> OBJECTIVE
Reproduce the data below in full and exclude every picture.

> AVAILABLE DATA
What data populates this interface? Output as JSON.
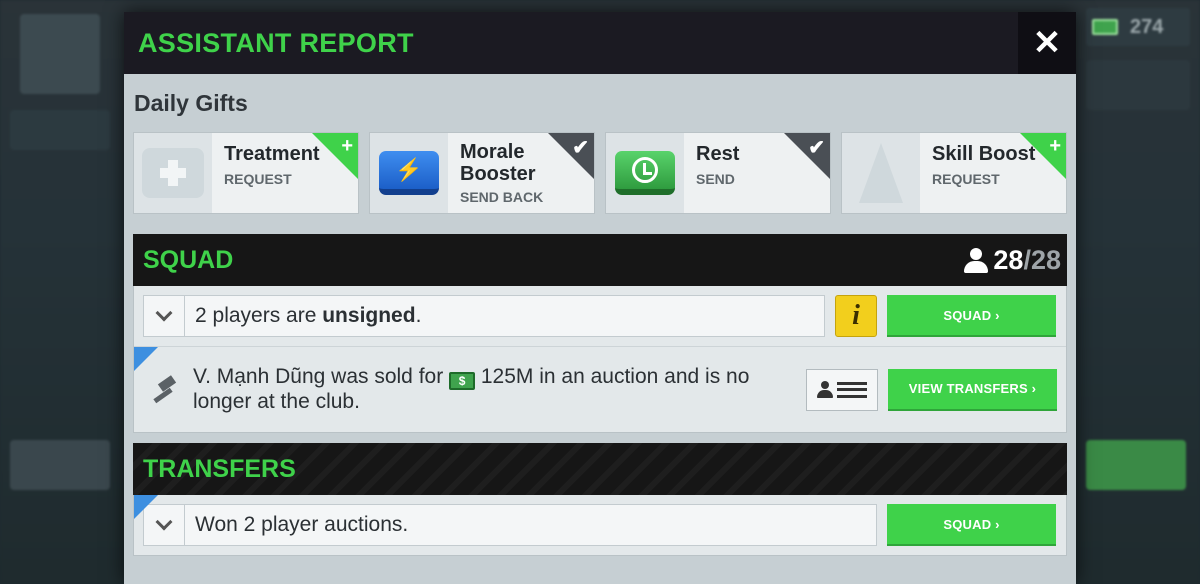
{
  "background": {
    "currency_value": "274"
  },
  "modal": {
    "title": "ASSISTANT REPORT",
    "close_label": "✕"
  },
  "daily_gifts": {
    "heading": "Daily Gifts",
    "items": [
      {
        "name": "Treatment",
        "action": "REQUEST",
        "icon": "medkit-icon",
        "status": "add"
      },
      {
        "name": "Morale Booster",
        "action": "SEND BACK",
        "icon": "lightning-icon",
        "status": "done"
      },
      {
        "name": "Rest",
        "action": "SEND",
        "icon": "clock-icon",
        "status": "done"
      },
      {
        "name": "Skill Boost",
        "action": "REQUEST",
        "icon": "cone-icon",
        "status": "add"
      }
    ],
    "add_mark": "+",
    "done_mark": "✔"
  },
  "squad": {
    "title": "SQUAD",
    "count_now": "28",
    "count_max": "/28",
    "rows": [
      {
        "text_pre": "2 players are ",
        "text_bold": "unsigned",
        "text_post": ".",
        "info": "i",
        "button": "SQUAD ›"
      },
      {
        "text_pre": "V. Mạnh Dũng was sold for ",
        "amount": "125M",
        "text_post": " in an auction and is no longer at the club.",
        "cash_symbol": "$",
        "button": "VIEW TRANSFERS ›"
      }
    ]
  },
  "transfers": {
    "title": "TRANSFERS",
    "rows": [
      {
        "text": "Won 2 player auctions.",
        "button": "SQUAD ›"
      }
    ]
  },
  "colors": {
    "accent_green": "#3fd24a",
    "header_dark": "#1b1a22",
    "info_yellow": "#f2cf1d"
  }
}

> SOLUTION TO THE EXERCISE
What data populates this interface? Output as JSON.
{
  "background": {
    "currency_value": "274"
  },
  "modal": {
    "title": "ASSISTANT REPORT",
    "close_label": "✕"
  },
  "daily_gifts": {
    "heading": "Daily Gifts",
    "items": [
      {
        "name": "Treatment",
        "action": "REQUEST",
        "icon": "medkit-icon",
        "status": "add"
      },
      {
        "name": "Morale Booster",
        "action": "SEND BACK",
        "icon": "lightning-icon",
        "status": "done"
      },
      {
        "name": "Rest",
        "action": "SEND",
        "icon": "clock-icon",
        "status": "done"
      },
      {
        "name": "Skill Boost",
        "action": "REQUEST",
        "icon": "cone-icon",
        "status": "add"
      }
    ],
    "add_mark": "+",
    "done_mark": "✔"
  },
  "squad": {
    "title": "SQUAD",
    "count_now": "28",
    "count_max": "/28",
    "rows": [
      {
        "text_pre": "2 players are ",
        "text_bold": "unsigned",
        "text_post": ".",
        "info": "i",
        "button": "SQUAD ›"
      },
      {
        "text_pre": "V. Mạnh Dũng was sold for ",
        "amount": "125M",
        "text_post": " in an auction and is no longer at the club.",
        "cash_symbol": "$",
        "button": "VIEW TRANSFERS ›"
      }
    ]
  },
  "transfers": {
    "title": "TRANSFERS",
    "rows": [
      {
        "text": "Won 2 player auctions.",
        "button": "SQUAD ›"
      }
    ]
  },
  "colors": {
    "accent_green": "#3fd24a",
    "header_dark": "#1b1a22",
    "info_yellow": "#f2cf1d"
  }
}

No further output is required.